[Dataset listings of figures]

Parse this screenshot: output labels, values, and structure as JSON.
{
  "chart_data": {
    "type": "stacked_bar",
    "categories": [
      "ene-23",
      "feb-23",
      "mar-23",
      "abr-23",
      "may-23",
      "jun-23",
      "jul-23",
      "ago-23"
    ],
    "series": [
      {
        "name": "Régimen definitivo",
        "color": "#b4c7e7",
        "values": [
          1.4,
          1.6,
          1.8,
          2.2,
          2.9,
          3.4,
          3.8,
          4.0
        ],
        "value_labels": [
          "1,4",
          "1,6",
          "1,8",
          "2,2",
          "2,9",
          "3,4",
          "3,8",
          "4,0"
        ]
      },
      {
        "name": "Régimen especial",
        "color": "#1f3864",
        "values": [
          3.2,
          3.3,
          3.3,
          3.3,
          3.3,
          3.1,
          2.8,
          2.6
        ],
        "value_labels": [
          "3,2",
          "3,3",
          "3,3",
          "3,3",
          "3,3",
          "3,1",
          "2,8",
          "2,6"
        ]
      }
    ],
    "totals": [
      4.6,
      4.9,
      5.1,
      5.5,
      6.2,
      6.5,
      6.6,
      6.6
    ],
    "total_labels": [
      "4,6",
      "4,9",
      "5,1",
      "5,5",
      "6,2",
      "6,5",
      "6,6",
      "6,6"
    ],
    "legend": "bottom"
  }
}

● Objective: Write out every line from the records above, word for word.

● Output:
Parse this screenshot: output labels, values, and structure as JSON.
{
  "chart_data": {
    "type": "stacked_bar",
    "categories": [
      "ene-23",
      "feb-23",
      "mar-23",
      "abr-23",
      "may-23",
      "jun-23",
      "jul-23",
      "ago-23"
    ],
    "series": [
      {
        "name": "Régimen definitivo",
        "color": "#b4c7e7",
        "values": [
          1.4,
          1.6,
          1.8,
          2.2,
          2.9,
          3.4,
          3.8,
          4.0
        ],
        "value_labels": [
          "1,4",
          "1,6",
          "1,8",
          "2,2",
          "2,9",
          "3,4",
          "3,8",
          "4,0"
        ]
      },
      {
        "name": "Régimen especial",
        "color": "#1f3864",
        "values": [
          3.2,
          3.3,
          3.3,
          3.3,
          3.3,
          3.1,
          2.8,
          2.6
        ],
        "value_labels": [
          "3,2",
          "3,3",
          "3,3",
          "3,3",
          "3,3",
          "3,1",
          "2,8",
          "2,6"
        ]
      }
    ],
    "totals": [
      4.6,
      4.9,
      5.1,
      5.5,
      6.2,
      6.5,
      6.6,
      6.6
    ],
    "total_labels": [
      "4,6",
      "4,9",
      "5,1",
      "5,5",
      "6,2",
      "6,5",
      "6,6",
      "6,6"
    ],
    "legend": "bottom"
  }
}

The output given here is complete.